§ **Data supplied**
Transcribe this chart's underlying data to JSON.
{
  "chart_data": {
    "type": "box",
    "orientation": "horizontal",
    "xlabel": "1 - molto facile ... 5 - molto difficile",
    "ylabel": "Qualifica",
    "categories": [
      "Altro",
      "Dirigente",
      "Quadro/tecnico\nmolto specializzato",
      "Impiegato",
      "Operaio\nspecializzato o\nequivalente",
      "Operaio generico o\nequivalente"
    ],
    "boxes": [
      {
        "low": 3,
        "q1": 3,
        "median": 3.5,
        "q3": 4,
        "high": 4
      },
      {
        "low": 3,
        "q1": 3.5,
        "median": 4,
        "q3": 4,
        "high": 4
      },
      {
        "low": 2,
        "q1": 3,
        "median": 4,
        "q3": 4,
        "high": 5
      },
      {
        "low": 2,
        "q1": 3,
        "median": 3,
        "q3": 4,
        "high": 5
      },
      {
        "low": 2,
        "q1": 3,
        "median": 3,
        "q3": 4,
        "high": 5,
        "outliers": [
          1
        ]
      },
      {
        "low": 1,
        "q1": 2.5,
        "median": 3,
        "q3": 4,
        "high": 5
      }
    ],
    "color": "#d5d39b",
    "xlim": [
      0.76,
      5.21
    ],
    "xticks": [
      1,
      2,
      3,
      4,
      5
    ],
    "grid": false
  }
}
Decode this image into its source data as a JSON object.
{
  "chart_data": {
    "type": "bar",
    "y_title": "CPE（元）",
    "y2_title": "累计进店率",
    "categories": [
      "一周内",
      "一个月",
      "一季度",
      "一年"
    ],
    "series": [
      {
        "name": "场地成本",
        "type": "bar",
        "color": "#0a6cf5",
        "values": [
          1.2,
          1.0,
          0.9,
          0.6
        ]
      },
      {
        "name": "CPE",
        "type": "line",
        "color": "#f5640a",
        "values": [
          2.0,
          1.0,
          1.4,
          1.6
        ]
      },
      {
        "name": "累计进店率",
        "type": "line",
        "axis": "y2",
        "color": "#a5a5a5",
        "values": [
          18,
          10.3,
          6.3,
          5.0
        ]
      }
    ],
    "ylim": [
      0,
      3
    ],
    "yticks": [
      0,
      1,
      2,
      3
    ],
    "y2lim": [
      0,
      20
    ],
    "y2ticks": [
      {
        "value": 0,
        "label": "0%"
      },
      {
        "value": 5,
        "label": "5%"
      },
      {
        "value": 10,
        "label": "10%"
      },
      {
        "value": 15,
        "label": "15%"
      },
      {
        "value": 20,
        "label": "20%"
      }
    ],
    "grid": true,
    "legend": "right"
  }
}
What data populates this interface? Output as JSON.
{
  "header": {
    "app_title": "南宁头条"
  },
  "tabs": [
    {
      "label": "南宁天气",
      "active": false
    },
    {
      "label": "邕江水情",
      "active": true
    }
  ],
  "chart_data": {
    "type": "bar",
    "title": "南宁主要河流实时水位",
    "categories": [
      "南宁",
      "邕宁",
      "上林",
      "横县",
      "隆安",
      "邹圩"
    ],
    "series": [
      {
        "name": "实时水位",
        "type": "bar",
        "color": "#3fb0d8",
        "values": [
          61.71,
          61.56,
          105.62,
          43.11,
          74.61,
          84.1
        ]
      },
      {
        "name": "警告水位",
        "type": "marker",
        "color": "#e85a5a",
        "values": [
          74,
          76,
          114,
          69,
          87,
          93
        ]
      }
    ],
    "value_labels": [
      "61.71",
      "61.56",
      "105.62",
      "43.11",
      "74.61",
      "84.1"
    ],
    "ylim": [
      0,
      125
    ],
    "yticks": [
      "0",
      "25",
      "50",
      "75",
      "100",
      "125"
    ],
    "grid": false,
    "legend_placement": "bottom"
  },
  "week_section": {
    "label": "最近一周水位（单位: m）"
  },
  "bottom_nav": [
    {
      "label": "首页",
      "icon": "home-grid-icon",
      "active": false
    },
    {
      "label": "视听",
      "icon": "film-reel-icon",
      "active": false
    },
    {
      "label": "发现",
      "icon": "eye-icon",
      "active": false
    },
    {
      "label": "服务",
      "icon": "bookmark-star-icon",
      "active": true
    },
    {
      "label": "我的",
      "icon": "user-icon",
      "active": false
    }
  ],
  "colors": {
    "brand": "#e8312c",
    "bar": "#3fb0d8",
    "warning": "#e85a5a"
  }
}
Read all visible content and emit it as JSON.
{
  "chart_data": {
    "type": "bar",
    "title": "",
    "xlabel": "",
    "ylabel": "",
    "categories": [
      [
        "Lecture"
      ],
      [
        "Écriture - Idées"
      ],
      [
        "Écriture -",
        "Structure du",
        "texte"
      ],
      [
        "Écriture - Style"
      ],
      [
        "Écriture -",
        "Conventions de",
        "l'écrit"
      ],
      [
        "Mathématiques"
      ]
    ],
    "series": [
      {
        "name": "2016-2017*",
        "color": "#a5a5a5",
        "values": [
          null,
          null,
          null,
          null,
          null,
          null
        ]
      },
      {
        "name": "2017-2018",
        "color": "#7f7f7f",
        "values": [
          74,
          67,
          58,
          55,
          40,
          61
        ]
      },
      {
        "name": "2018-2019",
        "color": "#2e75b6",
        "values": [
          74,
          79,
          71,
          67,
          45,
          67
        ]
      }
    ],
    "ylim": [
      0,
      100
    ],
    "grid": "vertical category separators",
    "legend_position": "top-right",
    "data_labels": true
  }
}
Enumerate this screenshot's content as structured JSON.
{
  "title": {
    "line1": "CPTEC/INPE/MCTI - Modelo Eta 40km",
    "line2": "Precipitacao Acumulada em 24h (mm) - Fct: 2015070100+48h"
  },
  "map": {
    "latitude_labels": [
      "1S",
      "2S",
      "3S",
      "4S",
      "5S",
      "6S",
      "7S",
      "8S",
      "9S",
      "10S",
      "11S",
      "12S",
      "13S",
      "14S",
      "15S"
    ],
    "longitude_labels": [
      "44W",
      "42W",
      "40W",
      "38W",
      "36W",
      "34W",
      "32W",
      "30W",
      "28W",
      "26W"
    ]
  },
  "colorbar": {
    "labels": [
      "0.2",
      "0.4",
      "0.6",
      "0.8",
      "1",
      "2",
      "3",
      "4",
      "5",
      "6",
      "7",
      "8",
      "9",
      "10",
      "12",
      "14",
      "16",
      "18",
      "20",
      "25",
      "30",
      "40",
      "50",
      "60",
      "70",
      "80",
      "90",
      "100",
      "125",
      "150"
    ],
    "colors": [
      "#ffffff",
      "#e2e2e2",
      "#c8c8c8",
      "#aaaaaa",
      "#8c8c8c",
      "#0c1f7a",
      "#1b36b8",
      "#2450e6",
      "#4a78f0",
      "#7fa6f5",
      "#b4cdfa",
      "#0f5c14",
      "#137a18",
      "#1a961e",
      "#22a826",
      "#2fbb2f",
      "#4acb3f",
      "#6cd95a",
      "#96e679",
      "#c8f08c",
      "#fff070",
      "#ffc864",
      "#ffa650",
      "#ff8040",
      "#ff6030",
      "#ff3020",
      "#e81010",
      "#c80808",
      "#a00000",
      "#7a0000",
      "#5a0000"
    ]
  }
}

§ **Instructions for the task**
Take the entries and copy them out exactly.

§ **The completed task**
Transcribe this chart's underlying data to JSON.
{
  "chart_data": {
    "type": "box",
    "orientation": "horizontal",
    "xlabel": "1 - molto facile ... 5 - molto difficile",
    "ylabel": "Qualifica",
    "categories": [
      "Altro",
      "Dirigente",
      "Quadro/tecnico\nmolto specializzato",
      "Impiegato",
      "Operaio\nspecializzato o\nequivalente",
      "Operaio generico o\nequivalente"
    ],
    "boxes": [
      {
        "low": 3,
        "q1": 3,
        "median": 3.5,
        "q3": 4,
        "high": 4
      },
      {
        "low": 3,
        "q1": 3.5,
        "median": 4,
        "q3": 4,
        "high": 4
      },
      {
        "low": 2,
        "q1": 3,
        "median": 4,
        "q3": 4,
        "high": 5
      },
      {
        "low": 2,
        "q1": 3,
        "median": 3,
        "q3": 4,
        "high": 5
      },
      {
        "low": 2,
        "q1": 3,
        "median": 3,
        "q3": 4,
        "high": 5,
        "outliers": [
          1
        ]
      },
      {
        "low": 1,
        "q1": 2.5,
        "median": 3,
        "q3": 4,
        "high": 5
      }
    ],
    "color": "#d5d39b",
    "xlim": [
      0.76,
      5.21
    ],
    "xticks": [
      1,
      2,
      3,
      4,
      5
    ],
    "grid": false
  }
}
Decode this image into its source data as a JSON object.
{
  "chart_data": {
    "type": "bar",
    "y_title": "CPE（元）",
    "y2_title": "累计进店率",
    "categories": [
      "一周内",
      "一个月",
      "一季度",
      "一年"
    ],
    "series": [
      {
        "name": "场地成本",
        "type": "bar",
        "color": "#0a6cf5",
        "values": [
          1.2,
          1.0,
          0.9,
          0.6
        ]
      },
      {
        "name": "CPE",
        "type": "line",
        "color": "#f5640a",
        "values": [
          2.0,
          1.0,
          1.4,
          1.6
        ]
      },
      {
        "name": "累计进店率",
        "type": "line",
        "axis": "y2",
        "color": "#a5a5a5",
        "values": [
          18,
          10.3,
          6.3,
          5.0
        ]
      }
    ],
    "ylim": [
      0,
      3
    ],
    "yticks": [
      0,
      1,
      2,
      3
    ],
    "y2lim": [
      0,
      20
    ],
    "y2ticks": [
      {
        "value": 0,
        "label": "0%"
      },
      {
        "value": 5,
        "label": "5%"
      },
      {
        "value": 10,
        "label": "10%"
      },
      {
        "value": 15,
        "label": "15%"
      },
      {
        "value": 20,
        "label": "20%"
      }
    ],
    "grid": true,
    "legend": "right"
  }
}
What data populates this interface? Output as JSON.
{
  "header": {
    "app_title": "南宁头条"
  },
  "tabs": [
    {
      "label": "南宁天气",
      "active": false
    },
    {
      "label": "邕江水情",
      "active": true
    }
  ],
  "chart_data": {
    "type": "bar",
    "title": "南宁主要河流实时水位",
    "categories": [
      "南宁",
      "邕宁",
      "上林",
      "横县",
      "隆安",
      "邹圩"
    ],
    "series": [
      {
        "name": "实时水位",
        "type": "bar",
        "color": "#3fb0d8",
        "values": [
          61.71,
          61.56,
          105.62,
          43.11,
          74.61,
          84.1
        ]
      },
      {
        "name": "警告水位",
        "type": "marker",
        "color": "#e85a5a",
        "values": [
          74,
          76,
          114,
          69,
          87,
          93
        ]
      }
    ],
    "value_labels": [
      "61.71",
      "61.56",
      "105.62",
      "43.11",
      "74.61",
      "84.1"
    ],
    "ylim": [
      0,
      125
    ],
    "yticks": [
      "0",
      "25",
      "50",
      "75",
      "100",
      "125"
    ],
    "grid": false,
    "legend_placement": "bottom"
  },
  "week_section": {
    "label": "最近一周水位（单位: m）"
  },
  "bottom_nav": [
    {
      "label": "首页",
      "icon": "home-grid-icon",
      "active": false
    },
    {
      "label": "视听",
      "icon": "film-reel-icon",
      "active": false
    },
    {
      "label": "发现",
      "icon": "eye-icon",
      "active": false
    },
    {
      "label": "服务",
      "icon": "bookmark-star-icon",
      "active": true
    },
    {
      "label": "我的",
      "icon": "user-icon",
      "active": false
    }
  ],
  "colors": {
    "brand": "#e8312c",
    "bar": "#3fb0d8",
    "warning": "#e85a5a"
  }
}
Read all visible content and emit it as JSON.
{
  "chart_data": {
    "type": "bar",
    "title": "",
    "xlabel": "",
    "ylabel": "",
    "categories": [
      [
        "Lecture"
      ],
      [
        "Écriture - Idées"
      ],
      [
        "Écriture -",
        "Structure du",
        "texte"
      ],
      [
        "Écriture - Style"
      ],
      [
        "Écriture -",
        "Conventions de",
        "l'écrit"
      ],
      [
        "Mathématiques"
      ]
    ],
    "series": [
      {
        "name": "2016-2017*",
        "color": "#a5a5a5",
        "values": [
          null,
          null,
          null,
          null,
          null,
          null
        ]
      },
      {
        "name": "2017-2018",
        "color": "#7f7f7f",
        "values": [
          74,
          67,
          58,
          55,
          40,
          61
        ]
      },
      {
        "name": "2018-2019",
        "color": "#2e75b6",
        "values": [
          74,
          79,
          71,
          67,
          45,
          67
        ]
      }
    ],
    "ylim": [
      0,
      100
    ],
    "grid": "vertical category separators",
    "legend_position": "top-right",
    "data_labels": true
  }
}
Enumerate this screenshot's content as structured JSON.
{
  "title": {
    "line1": "CPTEC/INPE/MCTI - Modelo Eta 40km",
    "line2": "Precipitacao Acumulada em 24h (mm) - Fct: 2015070100+48h"
  },
  "map": {
    "latitude_labels": [
      "1S",
      "2S",
      "3S",
      "4S",
      "5S",
      "6S",
      "7S",
      "8S",
      "9S",
      "10S",
      "11S",
      "12S",
      "13S",
      "14S",
      "15S"
    ],
    "longitude_labels": [
      "44W",
      "42W",
      "40W",
      "38W",
      "36W",
      "34W",
      "32W",
      "30W",
      "28W",
      "26W"
    ]
  },
  "colorbar": {
    "labels": [
      "0.2",
      "0.4",
      "0.6",
      "0.8",
      "1",
      "2",
      "3",
      "4",
      "5",
      "6",
      "7",
      "8",
      "9",
      "10",
      "12",
      "14",
      "16",
      "18",
      "20",
      "25",
      "30",
      "40",
      "50",
      "60",
      "70",
      "80",
      "90",
      "100",
      "125",
      "150"
    ],
    "colors": [
      "#ffffff",
      "#e2e2e2",
      "#c8c8c8",
      "#aaaaaa",
      "#8c8c8c",
      "#0c1f7a",
      "#1b36b8",
      "#2450e6",
      "#4a78f0",
      "#7fa6f5",
      "#b4cdfa",
      "#0f5c14",
      "#137a18",
      "#1a961e",
      "#22a826",
      "#2fbb2f",
      "#4acb3f",
      "#6cd95a",
      "#96e679",
      "#c8f08c",
      "#fff070",
      "#ffc864",
      "#ffa650",
      "#ff8040",
      "#ff6030",
      "#ff3020",
      "#e81010",
      "#c80808",
      "#a00000",
      "#7a0000",
      "#5a0000"
    ]
  }
}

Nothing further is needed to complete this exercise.